## Exercise goal:
Below are the records. List every line holding the word "lhůty".
====== Data entries ======
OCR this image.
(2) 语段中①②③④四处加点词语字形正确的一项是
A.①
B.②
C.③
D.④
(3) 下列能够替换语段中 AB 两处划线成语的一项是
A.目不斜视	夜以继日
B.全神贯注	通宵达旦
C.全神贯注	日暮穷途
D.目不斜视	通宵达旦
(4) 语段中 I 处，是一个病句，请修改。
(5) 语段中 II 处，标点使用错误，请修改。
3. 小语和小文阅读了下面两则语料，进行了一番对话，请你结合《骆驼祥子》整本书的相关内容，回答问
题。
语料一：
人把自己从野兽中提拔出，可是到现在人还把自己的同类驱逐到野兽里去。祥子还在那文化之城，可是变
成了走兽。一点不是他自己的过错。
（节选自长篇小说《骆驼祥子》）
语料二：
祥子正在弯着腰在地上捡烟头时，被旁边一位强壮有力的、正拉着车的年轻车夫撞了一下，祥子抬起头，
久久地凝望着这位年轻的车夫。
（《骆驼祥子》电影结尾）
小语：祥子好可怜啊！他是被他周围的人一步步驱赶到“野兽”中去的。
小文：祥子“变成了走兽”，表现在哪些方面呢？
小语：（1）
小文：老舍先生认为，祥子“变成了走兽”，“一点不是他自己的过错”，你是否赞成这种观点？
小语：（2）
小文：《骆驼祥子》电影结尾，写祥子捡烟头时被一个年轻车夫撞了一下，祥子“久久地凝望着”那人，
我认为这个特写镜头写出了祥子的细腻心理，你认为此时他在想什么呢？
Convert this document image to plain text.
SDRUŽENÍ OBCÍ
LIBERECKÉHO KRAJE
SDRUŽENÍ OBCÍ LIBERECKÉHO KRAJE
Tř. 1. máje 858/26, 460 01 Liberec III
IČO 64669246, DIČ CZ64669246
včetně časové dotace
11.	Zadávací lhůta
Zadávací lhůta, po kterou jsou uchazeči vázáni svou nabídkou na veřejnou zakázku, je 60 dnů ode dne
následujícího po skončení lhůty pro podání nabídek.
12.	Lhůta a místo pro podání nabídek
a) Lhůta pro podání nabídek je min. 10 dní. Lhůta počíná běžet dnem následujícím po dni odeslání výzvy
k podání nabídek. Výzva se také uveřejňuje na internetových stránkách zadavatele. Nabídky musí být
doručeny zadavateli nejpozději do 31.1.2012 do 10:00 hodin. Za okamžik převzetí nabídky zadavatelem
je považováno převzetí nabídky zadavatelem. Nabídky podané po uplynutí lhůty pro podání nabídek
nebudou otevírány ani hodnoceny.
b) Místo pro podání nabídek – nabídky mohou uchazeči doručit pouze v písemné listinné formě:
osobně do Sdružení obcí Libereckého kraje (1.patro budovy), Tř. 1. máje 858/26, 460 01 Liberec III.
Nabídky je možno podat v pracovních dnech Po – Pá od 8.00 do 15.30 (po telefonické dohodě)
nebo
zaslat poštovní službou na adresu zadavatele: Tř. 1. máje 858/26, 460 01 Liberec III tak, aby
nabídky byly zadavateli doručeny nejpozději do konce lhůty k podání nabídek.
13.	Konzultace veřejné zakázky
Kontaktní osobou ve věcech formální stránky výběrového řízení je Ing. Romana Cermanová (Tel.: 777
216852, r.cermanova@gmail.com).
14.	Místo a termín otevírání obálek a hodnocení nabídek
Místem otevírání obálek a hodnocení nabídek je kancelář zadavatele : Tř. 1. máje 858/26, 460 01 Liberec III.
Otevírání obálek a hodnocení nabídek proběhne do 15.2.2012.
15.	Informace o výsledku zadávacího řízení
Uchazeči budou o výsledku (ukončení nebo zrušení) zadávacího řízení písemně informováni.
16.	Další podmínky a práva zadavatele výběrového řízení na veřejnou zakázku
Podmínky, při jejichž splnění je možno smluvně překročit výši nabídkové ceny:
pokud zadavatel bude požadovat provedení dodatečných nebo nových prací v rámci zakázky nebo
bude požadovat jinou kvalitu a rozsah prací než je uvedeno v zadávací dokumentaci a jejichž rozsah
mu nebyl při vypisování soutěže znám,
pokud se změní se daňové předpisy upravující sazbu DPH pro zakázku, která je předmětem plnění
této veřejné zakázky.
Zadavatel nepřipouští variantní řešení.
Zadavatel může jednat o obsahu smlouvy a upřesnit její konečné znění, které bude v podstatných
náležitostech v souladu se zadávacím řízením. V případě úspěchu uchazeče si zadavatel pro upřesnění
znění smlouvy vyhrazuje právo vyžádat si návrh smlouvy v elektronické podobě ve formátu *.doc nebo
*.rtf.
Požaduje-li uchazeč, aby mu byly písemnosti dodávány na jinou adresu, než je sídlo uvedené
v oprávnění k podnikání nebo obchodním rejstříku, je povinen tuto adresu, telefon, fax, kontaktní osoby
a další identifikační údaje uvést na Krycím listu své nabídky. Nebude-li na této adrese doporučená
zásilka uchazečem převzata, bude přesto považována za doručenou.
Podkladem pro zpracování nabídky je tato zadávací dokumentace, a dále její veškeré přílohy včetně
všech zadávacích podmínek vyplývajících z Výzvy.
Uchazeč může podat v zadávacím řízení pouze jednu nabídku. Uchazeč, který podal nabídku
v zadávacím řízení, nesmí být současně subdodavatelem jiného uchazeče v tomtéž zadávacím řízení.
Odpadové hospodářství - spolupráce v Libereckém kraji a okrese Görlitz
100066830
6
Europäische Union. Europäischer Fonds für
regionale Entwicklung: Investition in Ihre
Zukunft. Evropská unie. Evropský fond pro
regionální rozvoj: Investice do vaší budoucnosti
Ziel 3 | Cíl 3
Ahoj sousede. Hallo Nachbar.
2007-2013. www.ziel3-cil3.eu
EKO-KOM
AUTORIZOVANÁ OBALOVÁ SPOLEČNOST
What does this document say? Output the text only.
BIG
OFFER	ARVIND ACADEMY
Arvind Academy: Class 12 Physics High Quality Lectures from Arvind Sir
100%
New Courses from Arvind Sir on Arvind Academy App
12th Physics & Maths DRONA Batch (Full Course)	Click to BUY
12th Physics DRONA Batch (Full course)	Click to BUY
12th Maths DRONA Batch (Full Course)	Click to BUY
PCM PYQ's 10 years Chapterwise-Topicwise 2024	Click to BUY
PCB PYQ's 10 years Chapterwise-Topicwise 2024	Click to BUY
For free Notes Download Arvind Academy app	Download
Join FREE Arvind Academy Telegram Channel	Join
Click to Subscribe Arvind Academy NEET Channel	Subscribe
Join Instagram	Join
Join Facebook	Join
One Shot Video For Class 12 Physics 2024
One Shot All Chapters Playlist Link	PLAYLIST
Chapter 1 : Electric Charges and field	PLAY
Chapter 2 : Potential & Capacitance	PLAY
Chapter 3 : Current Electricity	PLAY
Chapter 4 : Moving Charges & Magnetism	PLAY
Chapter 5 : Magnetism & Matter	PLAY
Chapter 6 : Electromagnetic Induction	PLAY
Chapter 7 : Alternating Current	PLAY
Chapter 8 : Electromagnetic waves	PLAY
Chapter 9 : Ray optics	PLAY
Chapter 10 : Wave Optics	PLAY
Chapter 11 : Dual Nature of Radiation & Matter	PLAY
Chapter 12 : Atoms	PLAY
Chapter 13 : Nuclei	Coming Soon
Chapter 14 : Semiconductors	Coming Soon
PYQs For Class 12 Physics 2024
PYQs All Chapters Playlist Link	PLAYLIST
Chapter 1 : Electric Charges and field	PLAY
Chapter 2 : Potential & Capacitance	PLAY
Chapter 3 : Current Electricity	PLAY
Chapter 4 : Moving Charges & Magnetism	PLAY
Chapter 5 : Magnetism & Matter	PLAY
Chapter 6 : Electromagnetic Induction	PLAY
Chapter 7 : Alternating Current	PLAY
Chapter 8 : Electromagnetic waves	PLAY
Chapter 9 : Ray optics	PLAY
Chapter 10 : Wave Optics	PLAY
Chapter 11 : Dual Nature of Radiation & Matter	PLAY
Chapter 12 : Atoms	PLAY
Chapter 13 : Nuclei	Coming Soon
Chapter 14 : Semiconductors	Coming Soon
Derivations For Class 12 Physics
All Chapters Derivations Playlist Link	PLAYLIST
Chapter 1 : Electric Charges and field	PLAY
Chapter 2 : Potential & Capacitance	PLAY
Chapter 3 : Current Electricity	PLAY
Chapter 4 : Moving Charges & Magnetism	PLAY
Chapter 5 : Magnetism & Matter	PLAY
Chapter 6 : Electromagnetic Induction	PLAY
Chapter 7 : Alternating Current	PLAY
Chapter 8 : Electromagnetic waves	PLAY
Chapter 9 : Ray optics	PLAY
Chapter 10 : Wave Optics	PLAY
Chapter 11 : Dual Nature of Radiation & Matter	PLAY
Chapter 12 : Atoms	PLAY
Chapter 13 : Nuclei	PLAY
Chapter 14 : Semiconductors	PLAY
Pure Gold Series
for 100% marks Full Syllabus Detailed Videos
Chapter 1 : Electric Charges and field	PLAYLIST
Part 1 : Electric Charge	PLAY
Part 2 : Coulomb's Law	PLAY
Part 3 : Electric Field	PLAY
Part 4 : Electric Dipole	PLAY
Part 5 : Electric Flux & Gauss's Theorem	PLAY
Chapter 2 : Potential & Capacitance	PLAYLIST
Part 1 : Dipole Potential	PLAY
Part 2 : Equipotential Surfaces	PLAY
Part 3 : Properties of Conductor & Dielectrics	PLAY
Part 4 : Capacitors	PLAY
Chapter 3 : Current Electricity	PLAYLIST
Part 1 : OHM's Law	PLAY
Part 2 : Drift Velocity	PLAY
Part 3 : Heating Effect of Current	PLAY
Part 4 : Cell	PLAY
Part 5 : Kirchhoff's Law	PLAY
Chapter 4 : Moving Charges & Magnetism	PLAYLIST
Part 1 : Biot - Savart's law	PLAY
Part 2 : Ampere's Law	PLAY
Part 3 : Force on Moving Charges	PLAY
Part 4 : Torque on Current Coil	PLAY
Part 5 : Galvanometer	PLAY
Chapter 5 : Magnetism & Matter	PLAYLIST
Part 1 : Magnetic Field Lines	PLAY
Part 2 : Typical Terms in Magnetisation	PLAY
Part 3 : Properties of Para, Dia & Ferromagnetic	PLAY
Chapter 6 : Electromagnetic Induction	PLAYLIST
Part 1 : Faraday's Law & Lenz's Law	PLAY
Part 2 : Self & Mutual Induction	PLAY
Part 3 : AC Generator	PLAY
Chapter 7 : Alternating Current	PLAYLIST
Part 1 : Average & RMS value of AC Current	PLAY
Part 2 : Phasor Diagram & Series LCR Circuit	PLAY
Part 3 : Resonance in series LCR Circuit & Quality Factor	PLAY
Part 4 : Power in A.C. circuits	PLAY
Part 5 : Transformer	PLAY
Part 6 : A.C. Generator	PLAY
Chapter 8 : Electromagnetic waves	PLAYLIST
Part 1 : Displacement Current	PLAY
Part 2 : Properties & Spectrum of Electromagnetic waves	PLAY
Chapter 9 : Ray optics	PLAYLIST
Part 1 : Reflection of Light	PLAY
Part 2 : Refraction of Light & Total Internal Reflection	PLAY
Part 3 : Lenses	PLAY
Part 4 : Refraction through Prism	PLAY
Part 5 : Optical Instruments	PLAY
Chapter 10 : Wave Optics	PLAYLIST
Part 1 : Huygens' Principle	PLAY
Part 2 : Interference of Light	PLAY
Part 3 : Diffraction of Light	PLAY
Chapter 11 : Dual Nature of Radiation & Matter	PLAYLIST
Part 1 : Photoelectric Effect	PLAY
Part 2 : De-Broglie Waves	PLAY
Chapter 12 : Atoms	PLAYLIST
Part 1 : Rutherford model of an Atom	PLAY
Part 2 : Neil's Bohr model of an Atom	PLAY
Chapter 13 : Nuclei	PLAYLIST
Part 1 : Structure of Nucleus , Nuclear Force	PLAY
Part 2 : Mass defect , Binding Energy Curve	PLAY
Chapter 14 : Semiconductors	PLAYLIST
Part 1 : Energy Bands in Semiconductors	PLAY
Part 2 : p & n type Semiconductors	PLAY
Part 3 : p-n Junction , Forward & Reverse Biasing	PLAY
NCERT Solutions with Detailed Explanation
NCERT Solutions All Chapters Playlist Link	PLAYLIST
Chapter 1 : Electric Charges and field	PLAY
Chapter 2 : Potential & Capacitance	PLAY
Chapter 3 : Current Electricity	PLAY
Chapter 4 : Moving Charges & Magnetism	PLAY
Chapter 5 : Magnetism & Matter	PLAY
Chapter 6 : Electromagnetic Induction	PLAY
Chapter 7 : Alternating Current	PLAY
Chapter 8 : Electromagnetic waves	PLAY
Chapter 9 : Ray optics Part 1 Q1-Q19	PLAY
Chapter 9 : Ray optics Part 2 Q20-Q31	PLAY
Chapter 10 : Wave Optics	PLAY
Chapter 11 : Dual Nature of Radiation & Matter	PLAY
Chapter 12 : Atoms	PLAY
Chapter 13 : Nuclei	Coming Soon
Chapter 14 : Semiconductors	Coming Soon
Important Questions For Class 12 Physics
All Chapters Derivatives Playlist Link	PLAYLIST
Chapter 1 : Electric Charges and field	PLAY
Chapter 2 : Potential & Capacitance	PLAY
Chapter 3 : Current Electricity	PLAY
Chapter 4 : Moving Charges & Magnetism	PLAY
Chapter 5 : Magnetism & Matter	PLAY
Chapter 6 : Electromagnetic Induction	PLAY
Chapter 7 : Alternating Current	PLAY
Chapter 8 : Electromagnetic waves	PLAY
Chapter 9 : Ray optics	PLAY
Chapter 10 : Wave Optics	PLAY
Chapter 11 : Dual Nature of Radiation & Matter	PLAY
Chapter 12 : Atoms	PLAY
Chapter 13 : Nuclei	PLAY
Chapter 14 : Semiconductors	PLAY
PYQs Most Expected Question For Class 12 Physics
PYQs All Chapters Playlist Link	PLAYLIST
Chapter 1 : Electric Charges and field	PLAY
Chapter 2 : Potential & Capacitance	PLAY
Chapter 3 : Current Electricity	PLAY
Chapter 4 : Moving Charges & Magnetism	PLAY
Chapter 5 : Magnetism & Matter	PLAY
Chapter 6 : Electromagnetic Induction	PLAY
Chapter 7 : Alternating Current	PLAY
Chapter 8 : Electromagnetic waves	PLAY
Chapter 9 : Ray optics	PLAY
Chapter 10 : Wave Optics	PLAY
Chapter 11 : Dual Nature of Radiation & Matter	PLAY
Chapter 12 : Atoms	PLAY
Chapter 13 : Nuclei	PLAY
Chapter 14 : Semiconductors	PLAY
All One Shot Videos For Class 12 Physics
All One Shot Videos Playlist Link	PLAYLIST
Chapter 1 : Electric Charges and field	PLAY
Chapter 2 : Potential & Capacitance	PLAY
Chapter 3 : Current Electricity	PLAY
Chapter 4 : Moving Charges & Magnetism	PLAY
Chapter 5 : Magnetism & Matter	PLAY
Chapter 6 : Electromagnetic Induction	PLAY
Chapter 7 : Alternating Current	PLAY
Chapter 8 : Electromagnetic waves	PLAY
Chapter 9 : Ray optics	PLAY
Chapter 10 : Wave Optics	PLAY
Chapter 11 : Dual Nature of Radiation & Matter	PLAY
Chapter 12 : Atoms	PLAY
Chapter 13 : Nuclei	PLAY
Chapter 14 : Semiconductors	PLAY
======
## Written answer:
následujícího po skončení lhůty pro podání nabídek.
je považováno převzetí nabídky zadavatelem. Nabídky podané po uplynutí lhůty pro podání nabídek
nabídky byly zadavateli doručeny nejpozději do konce lhůty k podání nabídek.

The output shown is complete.